┌──

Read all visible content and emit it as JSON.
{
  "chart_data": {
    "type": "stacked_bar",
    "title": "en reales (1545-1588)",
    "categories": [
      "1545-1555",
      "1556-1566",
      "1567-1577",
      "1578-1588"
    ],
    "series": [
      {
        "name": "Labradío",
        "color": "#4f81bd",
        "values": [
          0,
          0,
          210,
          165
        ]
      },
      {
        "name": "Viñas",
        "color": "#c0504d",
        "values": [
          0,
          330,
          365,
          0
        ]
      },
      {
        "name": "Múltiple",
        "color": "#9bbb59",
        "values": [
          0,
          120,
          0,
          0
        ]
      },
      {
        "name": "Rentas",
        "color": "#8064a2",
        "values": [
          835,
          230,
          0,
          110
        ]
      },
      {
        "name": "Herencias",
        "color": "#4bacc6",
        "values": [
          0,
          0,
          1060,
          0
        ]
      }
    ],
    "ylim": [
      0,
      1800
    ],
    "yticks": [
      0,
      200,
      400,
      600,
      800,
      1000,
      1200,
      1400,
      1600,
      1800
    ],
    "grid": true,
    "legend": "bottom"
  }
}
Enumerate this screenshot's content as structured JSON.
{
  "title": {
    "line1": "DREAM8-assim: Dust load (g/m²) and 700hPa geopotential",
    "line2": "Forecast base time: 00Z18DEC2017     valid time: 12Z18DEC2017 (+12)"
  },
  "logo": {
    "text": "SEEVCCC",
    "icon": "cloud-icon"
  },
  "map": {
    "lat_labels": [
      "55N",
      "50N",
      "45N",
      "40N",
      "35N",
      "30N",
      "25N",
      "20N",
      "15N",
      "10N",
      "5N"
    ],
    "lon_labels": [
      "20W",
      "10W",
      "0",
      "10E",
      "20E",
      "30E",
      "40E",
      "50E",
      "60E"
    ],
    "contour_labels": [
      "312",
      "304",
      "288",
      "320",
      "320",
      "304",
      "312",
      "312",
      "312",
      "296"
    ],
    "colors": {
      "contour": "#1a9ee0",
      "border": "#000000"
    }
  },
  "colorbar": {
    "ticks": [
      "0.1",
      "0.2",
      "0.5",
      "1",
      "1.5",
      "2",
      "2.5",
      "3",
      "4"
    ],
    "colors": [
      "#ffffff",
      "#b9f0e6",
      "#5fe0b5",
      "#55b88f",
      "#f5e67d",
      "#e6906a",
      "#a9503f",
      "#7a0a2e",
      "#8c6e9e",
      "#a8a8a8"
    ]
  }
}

└──

Given instruction: Repeat every record, exactly as written.

Response below:
Read all visible content and emit it as JSON.
{
  "chart_data": {
    "type": "stacked_bar",
    "title": "en reales (1545-1588)",
    "categories": [
      "1545-1555",
      "1556-1566",
      "1567-1577",
      "1578-1588"
    ],
    "series": [
      {
        "name": "Labradío",
        "color": "#4f81bd",
        "values": [
          0,
          0,
          210,
          165
        ]
      },
      {
        "name": "Viñas",
        "color": "#c0504d",
        "values": [
          0,
          330,
          365,
          0
        ]
      },
      {
        "name": "Múltiple",
        "color": "#9bbb59",
        "values": [
          0,
          120,
          0,
          0
        ]
      },
      {
        "name": "Rentas",
        "color": "#8064a2",
        "values": [
          835,
          230,
          0,
          110
        ]
      },
      {
        "name": "Herencias",
        "color": "#4bacc6",
        "values": [
          0,
          0,
          1060,
          0
        ]
      }
    ],
    "ylim": [
      0,
      1800
    ],
    "yticks": [
      0,
      200,
      400,
      600,
      800,
      1000,
      1200,
      1400,
      1600,
      1800
    ],
    "grid": true,
    "legend": "bottom"
  }
}
Enumerate this screenshot's content as structured JSON.
{
  "title": {
    "line1": "DREAM8-assim: Dust load (g/m²) and 700hPa geopotential",
    "line2": "Forecast base time: 00Z18DEC2017     valid time: 12Z18DEC2017 (+12)"
  },
  "logo": {
    "text": "SEEVCCC",
    "icon": "cloud-icon"
  },
  "map": {
    "lat_labels": [
      "55N",
      "50N",
      "45N",
      "40N",
      "35N",
      "30N",
      "25N",
      "20N",
      "15N",
      "10N",
      "5N"
    ],
    "lon_labels": [
      "20W",
      "10W",
      "0",
      "10E",
      "20E",
      "30E",
      "40E",
      "50E",
      "60E"
    ],
    "contour_labels": [
      "312",
      "304",
      "288",
      "320",
      "320",
      "304",
      "312",
      "312",
      "312",
      "296"
    ],
    "colors": {
      "contour": "#1a9ee0",
      "border": "#000000"
    }
  },
  "colorbar": {
    "ticks": [
      "0.1",
      "0.2",
      "0.5",
      "1",
      "1.5",
      "2",
      "2.5",
      "3",
      "4"
    ],
    "colors": [
      "#ffffff",
      "#b9f0e6",
      "#5fe0b5",
      "#55b88f",
      "#f5e67d",
      "#e6906a",
      "#a9503f",
      "#7a0a2e",
      "#8c6e9e",
      "#a8a8a8"
    ]
  }
}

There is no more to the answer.